* **SET EXERCISE**: Repeat exactly the lines below from the line that contains "Read out every word on this page." to the last line, inclusive, without the pictures.
------ DATA ENTRIES
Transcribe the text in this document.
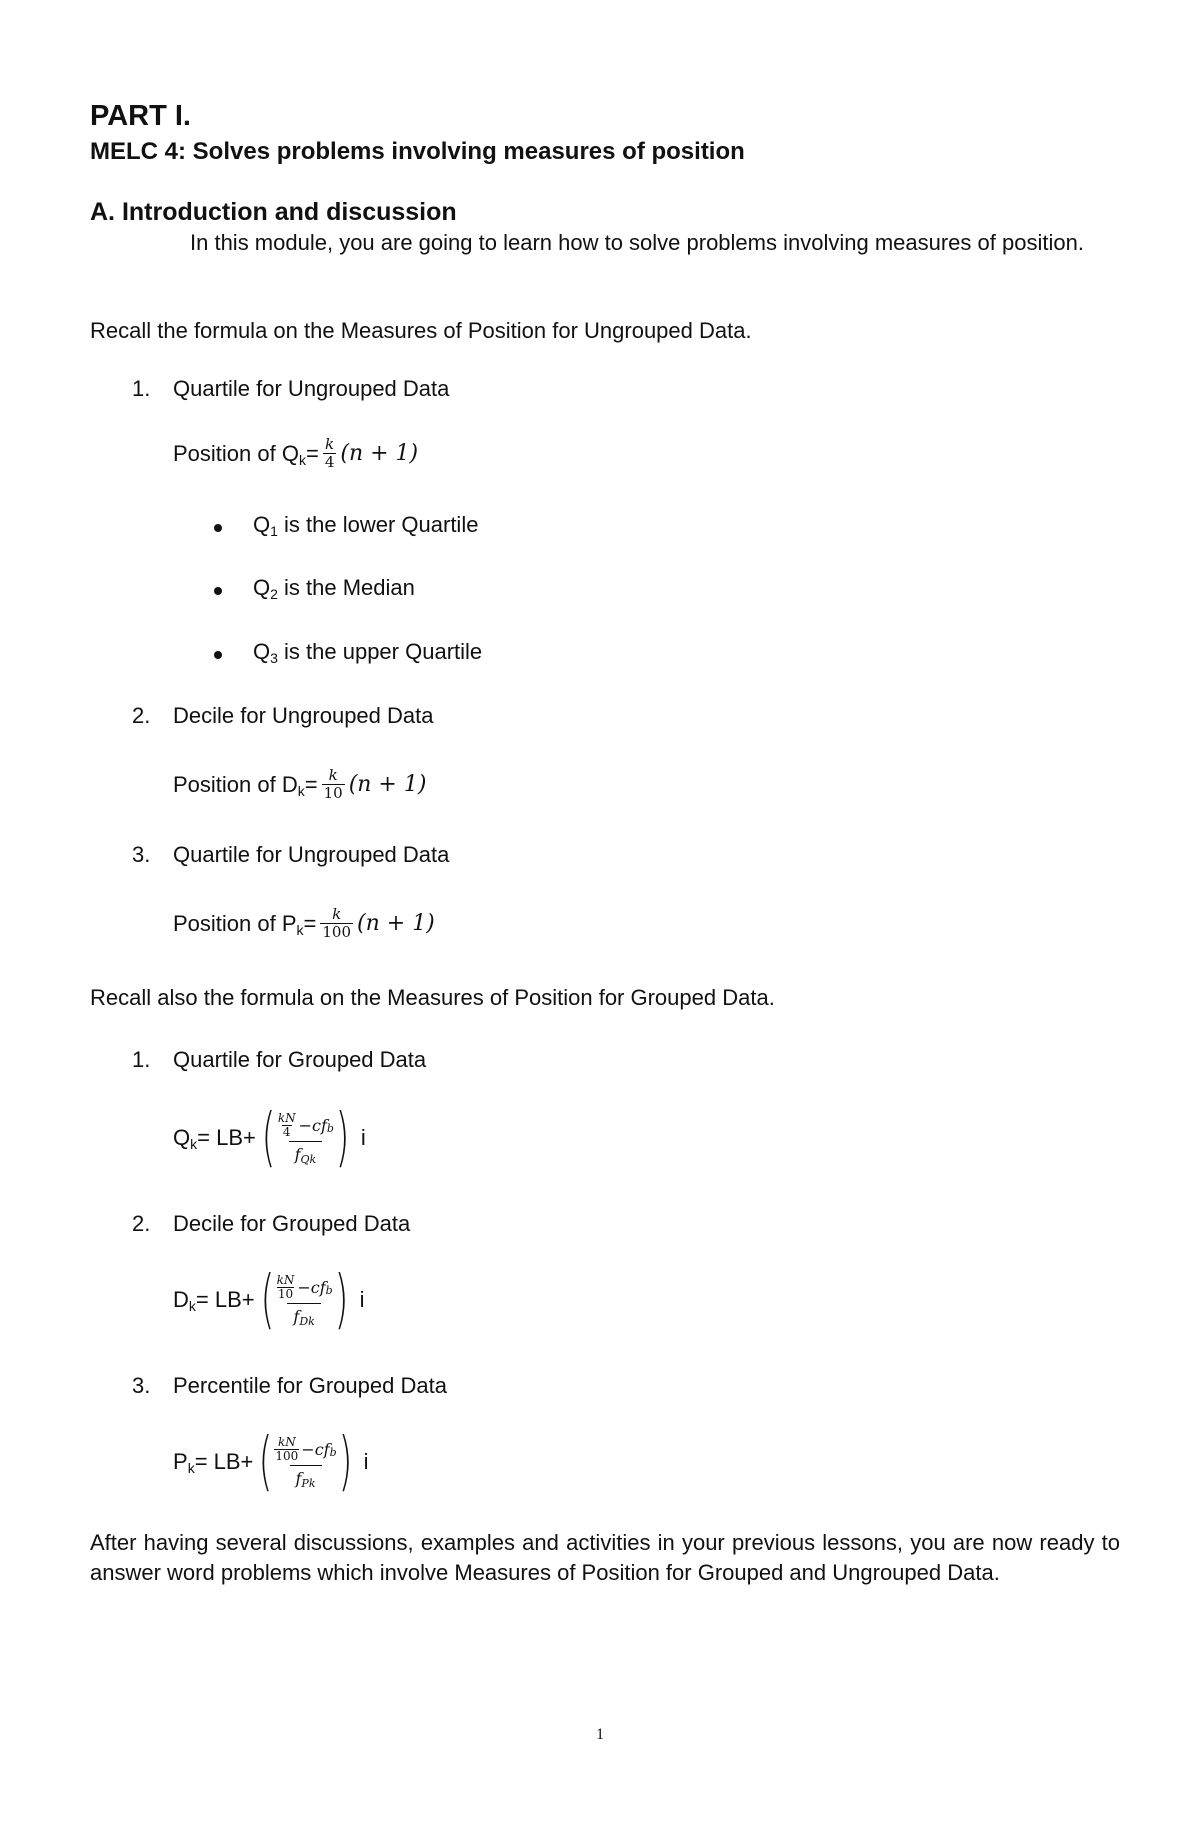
PART I.
MELC 4: Solves problems involving measures of position
A. Introduction and discussion

In this module, you are going to learn how to solve problems involving measures of position.

Recall the formula on the Measures of Position for Ungrouped Data.
1. Quartile for Ungrouped Data
Position of Q $k = \frac{k}{4} (n + 1)$
Q1 is the lower Quartile
Q2 is the Median
Q3 is the upper Quartile
2. Decile for Ungrouped Data
Position of D $k = \frac{k}{10} (n + 1)$
3. Quartile for Ungrouped Data
Position of P $k = \frac{k}{100} (n + 1)$
Recall also the formula on the Measures of Position for Grouped Data.
1. Quartile for Grouped Data
Q k = LB+ ( kN
4 − cf b
fQk ) i
2. Decile for Grouped Data
D k = LB+ ( kN
10 − cf b
fDk ) i
3. Percentile for Grouped Data
P k = LB+ ( kN
100 − cf b
fPk ) i

After having several discussions, examples and activities in your previous lessons, you are now ready to answer word problems which involve Measures of Position for Grouped and Ungrouped Data.

1
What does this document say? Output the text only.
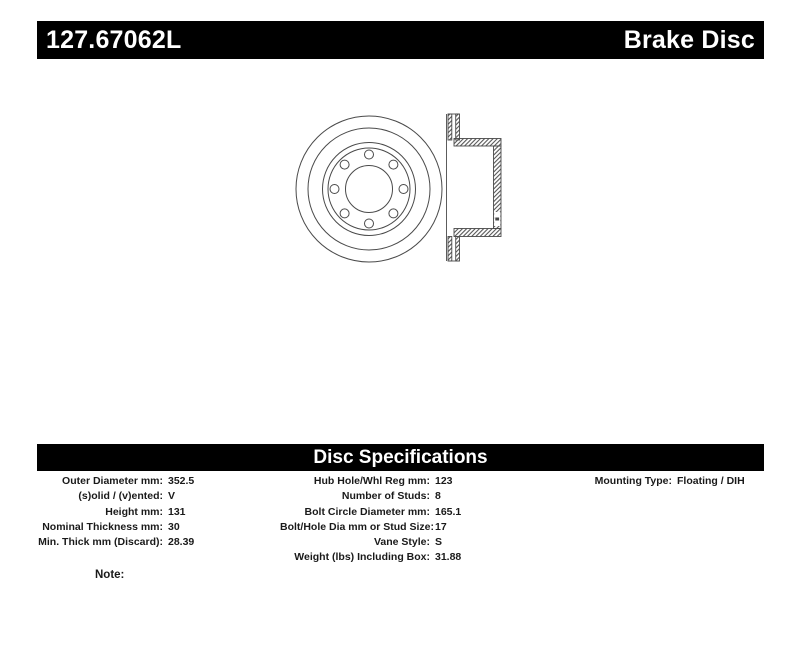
127.67062L	Brake Disc
Disc Specifications
Outer Diameter mm: 352.5
(s)olid / (v)ented: V
Height mm: 131
Nominal Thickness mm: 30
Min. Thick mm (Discard): 28.39
Hub Hole/Whl Reg mm: 123
Number of Studs: 8
Bolt Circle Diameter mm: 165.1
Bolt/Hole Dia mm or Stud Size: 17
Vane Style: S
Weight (lbs) Including Box: 31.88
Mounting Type: Floating / DIH
Note:
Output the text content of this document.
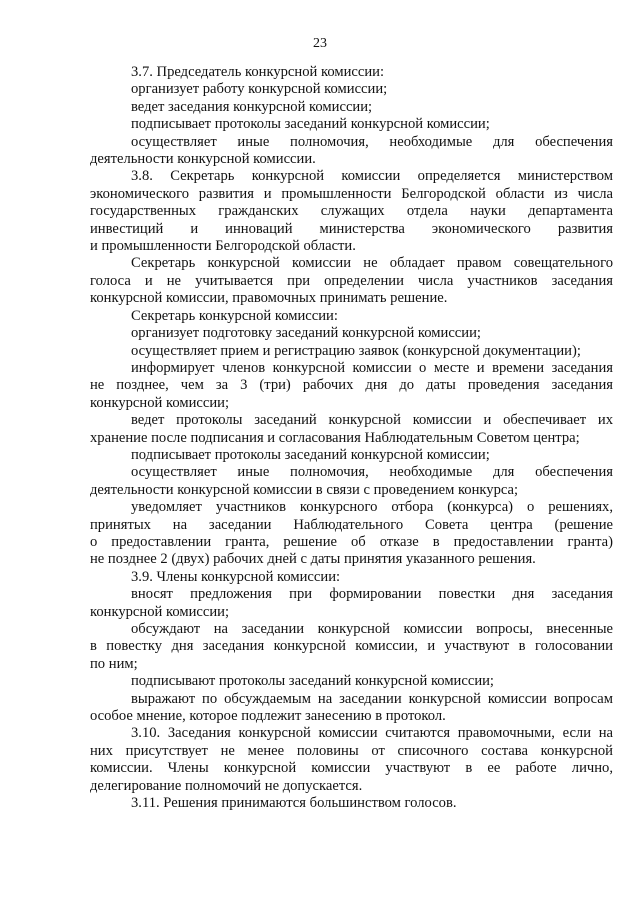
23

3.7. Председатель конкурсной комиссии:

организует работу конкурсной комиссии;

ведет заседания конкурсной комиссии;

подписывает протоколы заседаний конкурсной комиссии;

осуществляет иные полномочия, необходимые для обеспечения

деятельности конкурсной комиссии.

3.8. Секретарь конкурсной комиссии определяется министерством

экономического развития и промышленности Белгородской области из числа

государственных гражданских служащих отдела науки департамента

инвестиций и инноваций министерства экономического развития

и промышленности Белгородской области.

Секретарь конкурсной комиссии не обладает правом совещательного

голоса и не учитывается при определении числа участников заседания

конкурсной комиссии, правомочных принимать решение.

Секретарь конкурсной комиссии:

организует подготовку заседаний конкурсной комиссии;

осуществляет прием и регистрацию заявок (конкурсной документации);

информирует членов конкурсной комиссии о месте и времени заседания

не позднее, чем за 3 (три) рабочих дня до даты проведения заседания

конкурсной комиссии;

ведет протоколы заседаний конкурсной комиссии и обеспечивает их

хранение после подписания и согласования Наблюдательным Советом центра;

подписывает протоколы заседаний конкурсной комиссии;

осуществляет иные полномочия, необходимые для обеспечения

деятельности конкурсной комиссии в связи с проведением конкурса;

уведомляет участников конкурсного отбора (конкурса) о решениях,

принятых на заседании Наблюдательного Совета центра (решение

о предоставлении гранта, решение об отказе в предоставлении гранта)

не позднее 2 (двух) рабочих дней с даты принятия указанного решения.

3.9. Члены конкурсной комиссии:

вносят предложения при формировании повестки дня заседания

конкурсной комиссии;

обсуждают на заседании конкурсной комиссии вопросы, внесенные

в повестку дня заседания конкурсной комиссии, и участвуют в голосовании

по ним;

подписывают протоколы заседаний конкурсной комиссии;

выражают по обсуждаемым на заседании конкурсной комиссии вопросам

особое мнение, которое подлежит занесению в протокол.

3.10. Заседания конкурсной комиссии считаются правомочными, если на

них присутствует не менее половины от списочного состава конкурсной

комиссии. Члены конкурсной комиссии участвуют в ее работе лично,

делегирование полномочий не допускается.

3.11. Решения принимаются большинством голосов.
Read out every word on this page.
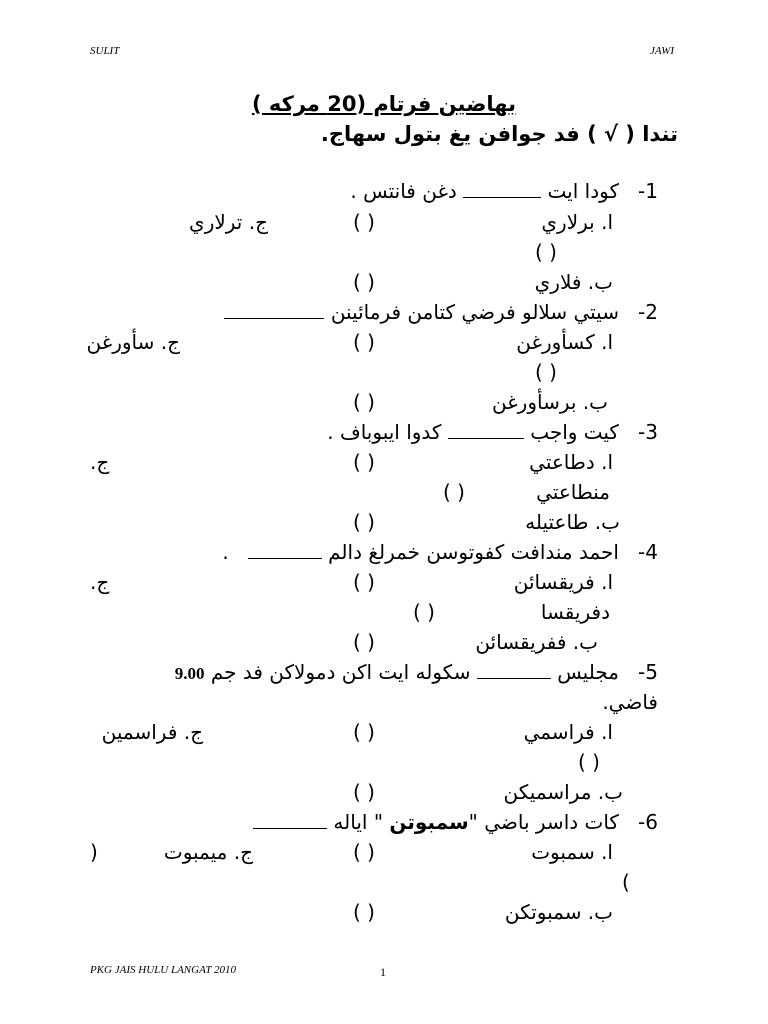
SULIT	JAWI
بهاضين فرتام (20 مركه )
تندا ( √ ) فد جوافن يغ بتول سهاج.
-1   كودا ايت  دغن فانتس .
ا. برلاري
( )
ج. ترلاري
( )
ب. فلاري
( )
-2   سيتي سلالو فرضي كتامن فرمائينن
ا. كسأورغن
( )
ج. سأورغن
( )
ب. برسأورغن
( )
-3   كيت واجب  كدوا ايبوباف .
ا. دطاعتي
( )
ج.
منطاعتي
( )
ب. طاعتيله
( )
-4   احمد مندافت كفوتوسن خمرلغ دالم    .
ا. فريقسائن
( )
ج.
دفريقسا
( )
ب. ففريقسائن
( )
-5   مجليس  سكوله ايت اكن دمولاكن فد جم 9.00
فاضي.
ا. فراسمي
( )
ج. فراسمين
( )
ب. مراسميكن
( )
-6   كات داسر باضي "سمبوتن " اياله
ا. سمبوت
( )
ج. ميمبوت
(
)
ب. سمبوتكن
( )
PKG JAIS HULU LANGAT 2010	1
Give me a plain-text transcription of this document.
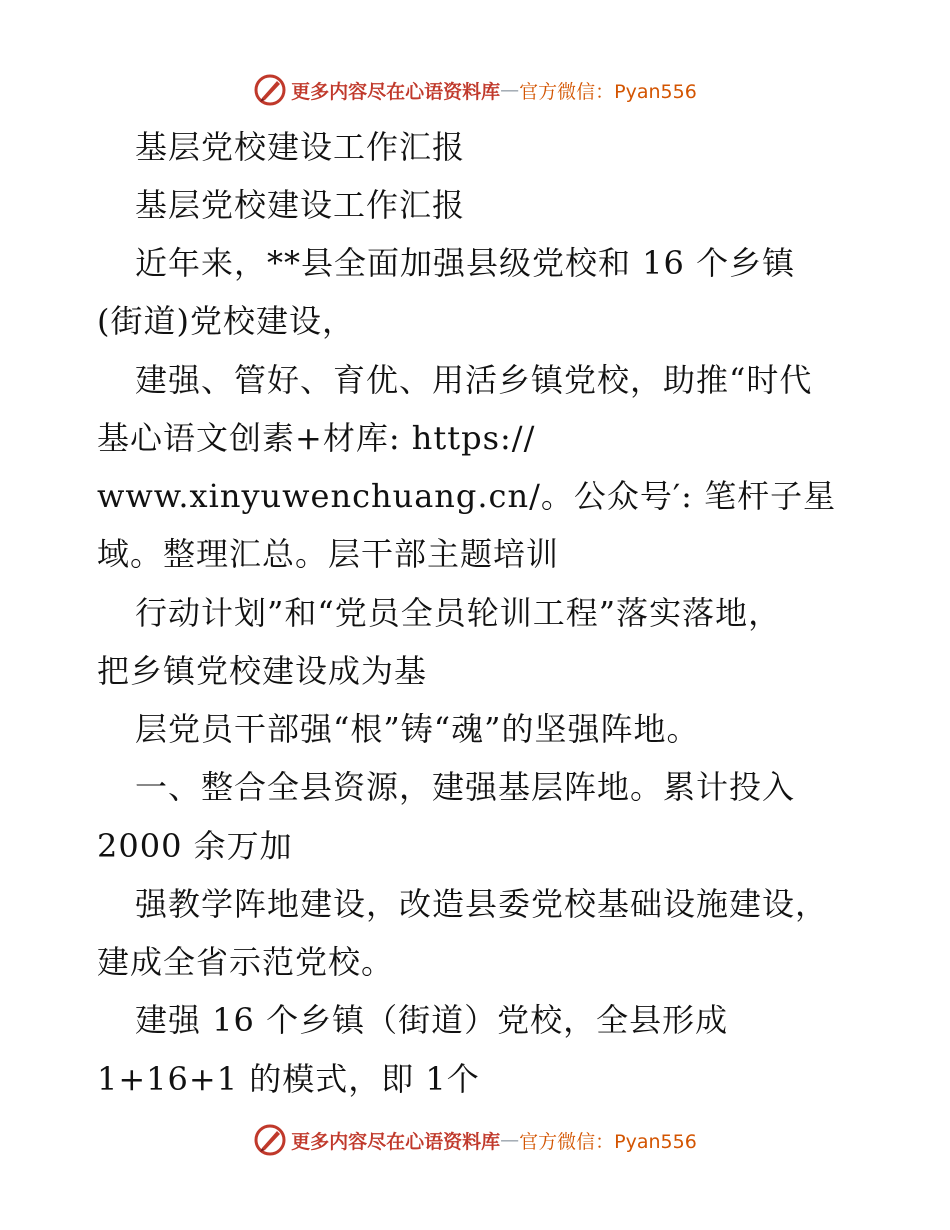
更多内容尽在心语资料库 — 官方微信：Pyan556
基层党校建设工作汇报
基层党校建设工作汇报
近年来，**县全面加强县级党校和 16 个乡镇
(街道)党校建设，
建强、管好、育优、用活乡镇党校，助推“时代
基心语文创素+材库: https://
www.xinyuwenchuang.cn/。公众号′: 笔杆子星
域。整理汇总。层干部主题培训
行动计划”和“党员全员轮训工程”落实落地，
把乡镇党校建设成为基
层党员干部强“根”铸“魂”的坚强阵地。
一、整合全县资源，建强基层阵地。累计投入
2000 余万加
强教学阵地建设，改造县委党校基础设施建设，
建成全省示范党校。
建强 16 个乡镇（街道）党校，全县形成
1+16+1 的模式，即 1个
更多内容尽在心语资料库 — 官方微信：Pyan556
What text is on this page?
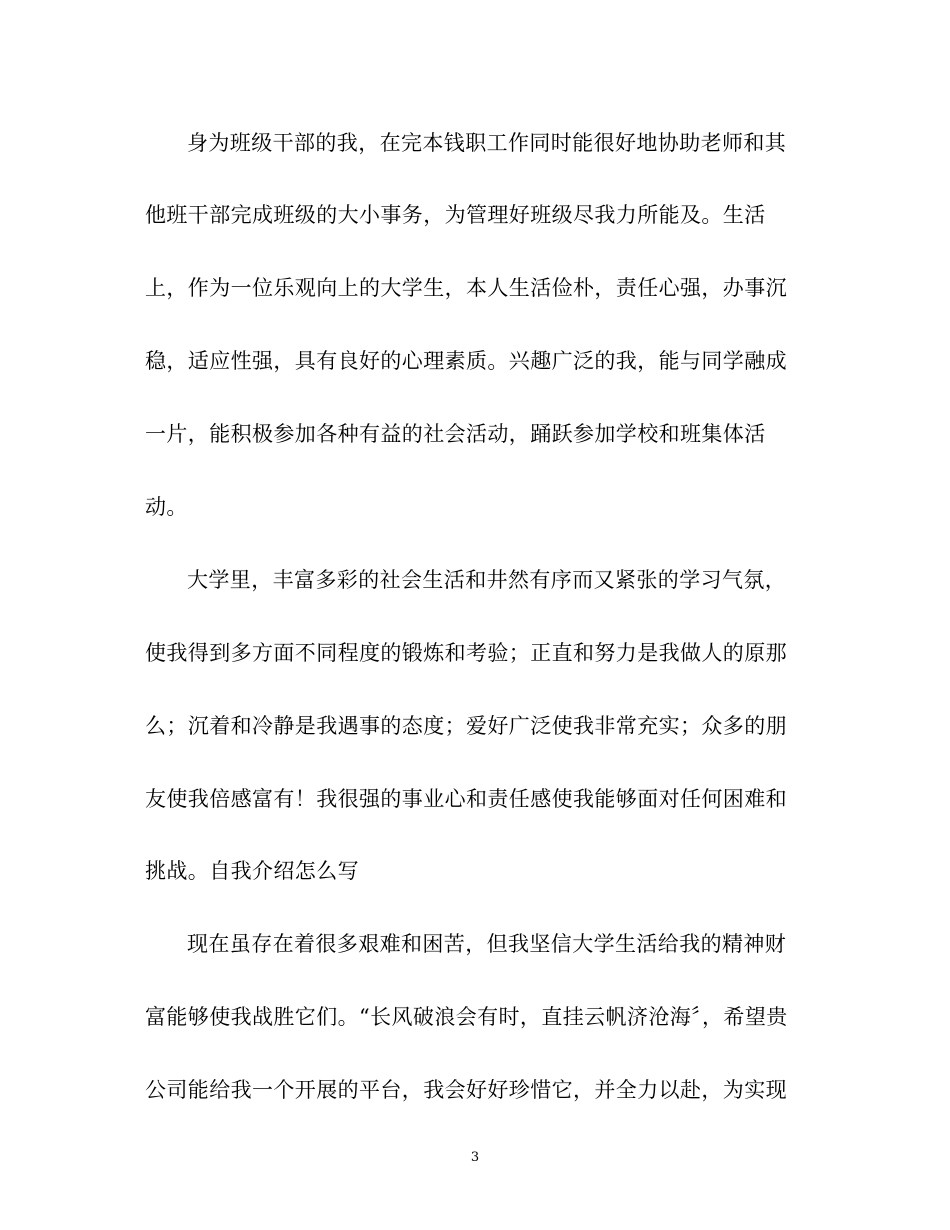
身为班级干部的我，在完本钱职工作同时能很好地协助老师和其
他班干部完成班级的大小事务，为管理好班级尽我力所能及。生活
上，作为一位乐观向上的大学生，本人生活俭朴，责任心强，办事沉
稳，适应性强，具有良好的心理素质。兴趣广泛的我，能与同学融成
一片，能积极参加各种有益的社会活动，踊跃参加学校和班集体活
动。
大学里，丰富多彩的社会生活和井然有序而又紧张的学习气氛，
使我得到多方面不同程度的锻炼和考验；正直和努力是我做人的原那
么；沉着和冷静是我遇事的态度；爱好广泛使我非常充实；众多的朋
友使我倍感富有！我很强的事业心和责任感使我能够面对任何困难和
挑战。自我介绍怎么写
现在虽存在着很多艰难和困苦，但我坚信大学生活给我的精神财
富能够使我战胜它们。“长风破浪会有时，直挂云帆济沧海〞，希望贵
公司能给我一个开展的平台，我会好好珍惜它，并全力以赴，为实现
3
------------
* **PROBLEM SOLUTION**:
Read out every word on this page.
SULIT	JAWI
بهاضين فرتام (20 مركه )
تندا ( √ ) فد جوافن يغ بتول سهاج.
-1   كودا ايت  دغن فانتس .
ا. برلاري
( )
ج. ترلاري
( )
ب. فلاري
( )
-2   سيتي سلالو فرضي كتامن فرمائينن
ا. كسأورغن
( )
ج. سأورغن
( )
ب. برسأورغن
( )
-3   كيت واجب  كدوا ايبوباف .
ا. دطاعتي
( )
ج.
منطاعتي
( )
ب. طاعتيله
( )
-4   احمد مندافت كفوتوسن خمرلغ دالم    .
ا. فريقسائن
( )
ج.
دفريقسا
( )
ب. ففريقسائن
( )
-5   مجليس  سكوله ايت اكن دمولاكن فد جم 9.00
فاضي.
ا. فراسمي
( )
ج. فراسمين
( )
ب. مراسميكن
( )
-6   كات داسر باضي "سمبوتن " اياله
ا. سمبوت
( )
ج. ميمبوت
(
)
ب. سمبوتكن
( )
PKG JAIS HULU LANGAT 2010	1
Give me a plain-text transcription of this document.
更多内容尽在心语资料库 — 官方微信：Pyan556
基层党校建设工作汇报
基层党校建设工作汇报
近年来，**县全面加强县级党校和 16 个乡镇
(街道)党校建设，
建强、管好、育优、用活乡镇党校，助推“时代
基心语文创素+材库: https://
www.xinyuwenchuang.cn/。公众号′: 笔杆子星
域。整理汇总。层干部主题培训
行动计划”和“党员全员轮训工程”落实落地，
把乡镇党校建设成为基
层党员干部强“根”铸“魂”的坚强阵地。
一、整合全县资源，建强基层阵地。累计投入
2000 余万加
强教学阵地建设，改造县委党校基础设施建设，
建成全省示范党校。
建强 16 个乡镇（街道）党校，全县形成
1+16+1 的模式，即 1个
更多内容尽在心语资料库 — 官方微信：Pyan556
What text is on this page?
身为班级干部的我，在完本钱职工作同时能很好地协助老师和其
他班干部完成班级的大小事务，为管理好班级尽我力所能及。生活
上，作为一位乐观向上的大学生，本人生活俭朴，责任心强，办事沉
稳，适应性强，具有良好的心理素质。兴趣广泛的我，能与同学融成
一片，能积极参加各种有益的社会活动，踊跃参加学校和班集体活
动。
大学里，丰富多彩的社会生活和井然有序而又紧张的学习气氛，
使我得到多方面不同程度的锻炼和考验；正直和努力是我做人的原那
么；沉着和冷静是我遇事的态度；爱好广泛使我非常充实；众多的朋
友使我倍感富有！我很强的事业心和责任感使我能够面对任何困难和
挑战。自我介绍怎么写
现在虽存在着很多艰难和困苦，但我坚信大学生活给我的精神财
富能够使我战胜它们。“长风破浪会有时，直挂云帆济沧海〞，希望贵
公司能给我一个开展的平台，我会好好珍惜它，并全力以赴，为实现
3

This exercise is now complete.